**Required task**
Render the following material again verbatim, leaving nothing out.

Stored data
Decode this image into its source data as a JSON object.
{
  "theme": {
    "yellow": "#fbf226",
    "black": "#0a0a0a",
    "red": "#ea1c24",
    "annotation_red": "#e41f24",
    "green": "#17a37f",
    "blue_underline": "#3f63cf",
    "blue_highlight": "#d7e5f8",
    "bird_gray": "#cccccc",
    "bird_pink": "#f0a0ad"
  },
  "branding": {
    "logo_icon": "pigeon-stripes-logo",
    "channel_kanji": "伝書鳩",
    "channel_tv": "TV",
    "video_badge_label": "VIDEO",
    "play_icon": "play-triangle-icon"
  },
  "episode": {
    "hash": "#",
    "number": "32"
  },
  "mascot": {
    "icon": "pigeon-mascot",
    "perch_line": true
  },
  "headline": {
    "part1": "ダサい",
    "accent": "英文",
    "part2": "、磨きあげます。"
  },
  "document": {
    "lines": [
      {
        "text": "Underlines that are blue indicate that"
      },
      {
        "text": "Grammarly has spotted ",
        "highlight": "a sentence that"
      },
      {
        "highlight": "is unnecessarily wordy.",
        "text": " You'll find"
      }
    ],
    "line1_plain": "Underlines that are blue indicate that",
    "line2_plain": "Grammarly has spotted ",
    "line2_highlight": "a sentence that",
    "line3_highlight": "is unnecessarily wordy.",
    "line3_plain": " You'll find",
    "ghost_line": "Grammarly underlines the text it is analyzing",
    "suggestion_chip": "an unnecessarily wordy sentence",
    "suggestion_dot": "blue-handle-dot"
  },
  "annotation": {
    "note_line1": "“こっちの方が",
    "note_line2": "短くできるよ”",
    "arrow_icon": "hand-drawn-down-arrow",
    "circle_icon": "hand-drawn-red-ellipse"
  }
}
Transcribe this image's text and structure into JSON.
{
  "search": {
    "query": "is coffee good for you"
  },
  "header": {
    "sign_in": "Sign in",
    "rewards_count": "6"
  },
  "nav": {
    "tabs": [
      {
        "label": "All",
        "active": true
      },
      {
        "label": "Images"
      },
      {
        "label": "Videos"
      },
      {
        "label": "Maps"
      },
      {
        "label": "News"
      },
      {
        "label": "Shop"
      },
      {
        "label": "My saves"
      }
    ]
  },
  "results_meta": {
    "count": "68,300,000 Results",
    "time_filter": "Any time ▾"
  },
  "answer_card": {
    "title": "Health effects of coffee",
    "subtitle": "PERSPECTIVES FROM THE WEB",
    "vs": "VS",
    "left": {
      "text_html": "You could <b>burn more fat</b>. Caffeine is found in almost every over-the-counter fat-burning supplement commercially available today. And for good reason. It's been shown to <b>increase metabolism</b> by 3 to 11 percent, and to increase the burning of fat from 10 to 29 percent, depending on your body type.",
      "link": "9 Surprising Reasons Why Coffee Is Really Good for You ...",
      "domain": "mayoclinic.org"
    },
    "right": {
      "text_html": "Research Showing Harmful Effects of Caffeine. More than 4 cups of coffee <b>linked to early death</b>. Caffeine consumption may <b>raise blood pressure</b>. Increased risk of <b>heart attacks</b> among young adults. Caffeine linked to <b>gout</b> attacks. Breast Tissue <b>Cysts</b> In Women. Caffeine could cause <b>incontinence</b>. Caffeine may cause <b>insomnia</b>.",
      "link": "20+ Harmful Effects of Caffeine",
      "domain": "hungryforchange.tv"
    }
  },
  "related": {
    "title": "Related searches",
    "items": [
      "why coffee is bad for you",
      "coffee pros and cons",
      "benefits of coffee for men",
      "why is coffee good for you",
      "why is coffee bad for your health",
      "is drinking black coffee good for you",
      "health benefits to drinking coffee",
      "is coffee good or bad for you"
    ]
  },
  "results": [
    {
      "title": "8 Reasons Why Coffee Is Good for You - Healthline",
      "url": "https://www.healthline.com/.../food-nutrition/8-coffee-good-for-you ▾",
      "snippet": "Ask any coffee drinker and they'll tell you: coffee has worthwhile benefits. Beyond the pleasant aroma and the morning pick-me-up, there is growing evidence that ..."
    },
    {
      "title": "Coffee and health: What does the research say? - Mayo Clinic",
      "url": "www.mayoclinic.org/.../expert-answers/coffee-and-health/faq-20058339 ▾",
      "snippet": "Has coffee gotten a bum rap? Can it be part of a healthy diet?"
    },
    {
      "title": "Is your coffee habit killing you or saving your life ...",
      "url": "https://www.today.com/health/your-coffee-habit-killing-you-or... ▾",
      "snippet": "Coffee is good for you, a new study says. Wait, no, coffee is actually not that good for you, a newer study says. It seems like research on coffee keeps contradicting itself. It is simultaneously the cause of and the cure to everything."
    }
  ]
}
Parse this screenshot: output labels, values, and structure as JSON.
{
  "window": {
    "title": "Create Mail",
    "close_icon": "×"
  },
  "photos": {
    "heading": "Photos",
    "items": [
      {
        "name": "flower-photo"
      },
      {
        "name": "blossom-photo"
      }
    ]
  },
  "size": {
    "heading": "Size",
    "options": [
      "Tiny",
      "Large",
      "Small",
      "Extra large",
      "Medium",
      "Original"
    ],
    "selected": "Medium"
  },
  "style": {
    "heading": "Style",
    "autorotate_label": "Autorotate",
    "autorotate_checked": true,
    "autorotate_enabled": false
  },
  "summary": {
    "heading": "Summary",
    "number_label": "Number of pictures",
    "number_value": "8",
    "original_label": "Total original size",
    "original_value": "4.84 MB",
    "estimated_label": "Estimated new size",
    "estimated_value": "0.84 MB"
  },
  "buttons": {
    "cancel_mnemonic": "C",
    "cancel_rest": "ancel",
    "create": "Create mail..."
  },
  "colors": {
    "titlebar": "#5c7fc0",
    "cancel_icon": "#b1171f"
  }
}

**Expected answer**
Decode this image into its source data as a JSON object.
{
  "theme": {
    "yellow": "#fbf226",
    "black": "#0a0a0a",
    "red": "#ea1c24",
    "annotation_red": "#e41f24",
    "green": "#17a37f",
    "blue_underline": "#3f63cf",
    "blue_highlight": "#d7e5f8",
    "bird_gray": "#cccccc",
    "bird_pink": "#f0a0ad"
  },
  "branding": {
    "logo_icon": "pigeon-stripes-logo",
    "channel_kanji": "伝書鳩",
    "channel_tv": "TV",
    "video_badge_label": "VIDEO",
    "play_icon": "play-triangle-icon"
  },
  "episode": {
    "hash": "#",
    "number": "32"
  },
  "mascot": {
    "icon": "pigeon-mascot",
    "perch_line": true
  },
  "headline": {
    "part1": "ダサい",
    "accent": "英文",
    "part2": "、磨きあげます。"
  },
  "document": {
    "lines": [
      {
        "text": "Underlines that are blue indicate that"
      },
      {
        "text": "Grammarly has spotted ",
        "highlight": "a sentence that"
      },
      {
        "highlight": "is unnecessarily wordy.",
        "text": " You'll find"
      }
    ],
    "line1_plain": "Underlines that are blue indicate that",
    "line2_plain": "Grammarly has spotted ",
    "line2_highlight": "a sentence that",
    "line3_highlight": "is unnecessarily wordy.",
    "line3_plain": " You'll find",
    "ghost_line": "Grammarly underlines the text it is analyzing",
    "suggestion_chip": "an unnecessarily wordy sentence",
    "suggestion_dot": "blue-handle-dot"
  },
  "annotation": {
    "note_line1": "“こっちの方が",
    "note_line2": "短くできるよ”",
    "arrow_icon": "hand-drawn-down-arrow",
    "circle_icon": "hand-drawn-red-ellipse"
  }
}
Transcribe this image's text and structure into JSON.
{
  "search": {
    "query": "is coffee good for you"
  },
  "header": {
    "sign_in": "Sign in",
    "rewards_count": "6"
  },
  "nav": {
    "tabs": [
      {
        "label": "All",
        "active": true
      },
      {
        "label": "Images"
      },
      {
        "label": "Videos"
      },
      {
        "label": "Maps"
      },
      {
        "label": "News"
      },
      {
        "label": "Shop"
      },
      {
        "label": "My saves"
      }
    ]
  },
  "results_meta": {
    "count": "68,300,000 Results",
    "time_filter": "Any time ▾"
  },
  "answer_card": {
    "title": "Health effects of coffee",
    "subtitle": "PERSPECTIVES FROM THE WEB",
    "vs": "VS",
    "left": {
      "text_html": "You could <b>burn more fat</b>. Caffeine is found in almost every over-the-counter fat-burning supplement commercially available today. And for good reason. It's been shown to <b>increase metabolism</b> by 3 to 11 percent, and to increase the burning of fat from 10 to 29 percent, depending on your body type.",
      "link": "9 Surprising Reasons Why Coffee Is Really Good for You ...",
      "domain": "mayoclinic.org"
    },
    "right": {
      "text_html": "Research Showing Harmful Effects of Caffeine. More than 4 cups of coffee <b>linked to early death</b>. Caffeine consumption may <b>raise blood pressure</b>. Increased risk of <b>heart attacks</b> among young adults. Caffeine linked to <b>gout</b> attacks. Breast Tissue <b>Cysts</b> In Women. Caffeine could cause <b>incontinence</b>. Caffeine may cause <b>insomnia</b>.",
      "link": "20+ Harmful Effects of Caffeine",
      "domain": "hungryforchange.tv"
    }
  },
  "related": {
    "title": "Related searches",
    "items": [
      "why coffee is bad for you",
      "coffee pros and cons",
      "benefits of coffee for men",
      "why is coffee good for you",
      "why is coffee bad for your health",
      "is drinking black coffee good for you",
      "health benefits to drinking coffee",
      "is coffee good or bad for you"
    ]
  },
  "results": [
    {
      "title": "8 Reasons Why Coffee Is Good for You - Healthline",
      "url": "https://www.healthline.com/.../food-nutrition/8-coffee-good-for-you ▾",
      "snippet": "Ask any coffee drinker and they'll tell you: coffee has worthwhile benefits. Beyond the pleasant aroma and the morning pick-me-up, there is growing evidence that ..."
    },
    {
      "title": "Coffee and health: What does the research say? - Mayo Clinic",
      "url": "www.mayoclinic.org/.../expert-answers/coffee-and-health/faq-20058339 ▾",
      "snippet": "Has coffee gotten a bum rap? Can it be part of a healthy diet?"
    },
    {
      "title": "Is your coffee habit killing you or saving your life ...",
      "url": "https://www.today.com/health/your-coffee-habit-killing-you-or... ▾",
      "snippet": "Coffee is good for you, a new study says. Wait, no, coffee is actually not that good for you, a newer study says. It seems like research on coffee keeps contradicting itself. It is simultaneously the cause of and the cure to everything."
    }
  ]
}
Parse this screenshot: output labels, values, and structure as JSON.
{
  "window": {
    "title": "Create Mail",
    "close_icon": "×"
  },
  "photos": {
    "heading": "Photos",
    "items": [
      {
        "name": "flower-photo"
      },
      {
        "name": "blossom-photo"
      }
    ]
  },
  "size": {
    "heading": "Size",
    "options": [
      "Tiny",
      "Large",
      "Small",
      "Extra large",
      "Medium",
      "Original"
    ],
    "selected": "Medium"
  },
  "style": {
    "heading": "Style",
    "autorotate_label": "Autorotate",
    "autorotate_checked": true,
    "autorotate_enabled": false
  },
  "summary": {
    "heading": "Summary",
    "number_label": "Number of pictures",
    "number_value": "8",
    "original_label": "Total original size",
    "original_value": "4.84 MB",
    "estimated_label": "Estimated new size",
    "estimated_value": "0.84 MB"
  },
  "buttons": {
    "cancel_mnemonic": "C",
    "cancel_rest": "ancel",
    "create": "Create mail..."
  },
  "colors": {
    "titlebar": "#5c7fc0",
    "cancel_icon": "#b1171f"
  }
}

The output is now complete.